Reproduce all of the material word for word.

>> START GIVEN INFORMATION

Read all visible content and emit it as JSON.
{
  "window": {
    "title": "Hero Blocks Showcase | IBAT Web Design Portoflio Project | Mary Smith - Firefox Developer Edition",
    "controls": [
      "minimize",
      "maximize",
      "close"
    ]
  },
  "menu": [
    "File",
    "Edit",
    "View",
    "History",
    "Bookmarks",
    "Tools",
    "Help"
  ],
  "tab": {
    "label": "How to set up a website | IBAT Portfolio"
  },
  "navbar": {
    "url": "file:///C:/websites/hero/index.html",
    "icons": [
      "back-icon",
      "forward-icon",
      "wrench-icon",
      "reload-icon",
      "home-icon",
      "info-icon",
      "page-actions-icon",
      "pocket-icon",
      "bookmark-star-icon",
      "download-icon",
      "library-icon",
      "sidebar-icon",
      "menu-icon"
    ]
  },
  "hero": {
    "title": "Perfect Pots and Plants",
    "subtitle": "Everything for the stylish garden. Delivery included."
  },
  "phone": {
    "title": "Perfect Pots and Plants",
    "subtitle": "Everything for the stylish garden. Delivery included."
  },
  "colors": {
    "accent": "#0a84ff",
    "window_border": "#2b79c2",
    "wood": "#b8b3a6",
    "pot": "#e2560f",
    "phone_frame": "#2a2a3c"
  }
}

>> END GIVEN INFORMATION

#### SOLUTION FOR THIS PROBLEM:
Read all visible content and emit it as JSON.
{
  "window": {
    "title": "Hero Blocks Showcase | IBAT Web Design Portoflio Project | Mary Smith - Firefox Developer Edition",
    "controls": [
      "minimize",
      "maximize",
      "close"
    ]
  },
  "menu": [
    "File",
    "Edit",
    "View",
    "History",
    "Bookmarks",
    "Tools",
    "Help"
  ],
  "tab": {
    "label": "How to set up a website | IBAT Portfolio"
  },
  "navbar": {
    "url": "file:///C:/websites/hero/index.html",
    "icons": [
      "back-icon",
      "forward-icon",
      "wrench-icon",
      "reload-icon",
      "home-icon",
      "info-icon",
      "page-actions-icon",
      "pocket-icon",
      "bookmark-star-icon",
      "download-icon",
      "library-icon",
      "sidebar-icon",
      "menu-icon"
    ]
  },
  "hero": {
    "title": "Perfect Pots and Plants",
    "subtitle": "Everything for the stylish garden. Delivery included."
  },
  "phone": {
    "title": "Perfect Pots and Plants",
    "subtitle": "Everything for the stylish garden. Delivery included."
  },
  "colors": {
    "accent": "#0a84ff",
    "window_border": "#2b79c2",
    "wood": "#b8b3a6",
    "pot": "#e2560f",
    "phone_frame": "#2a2a3c"
  }
}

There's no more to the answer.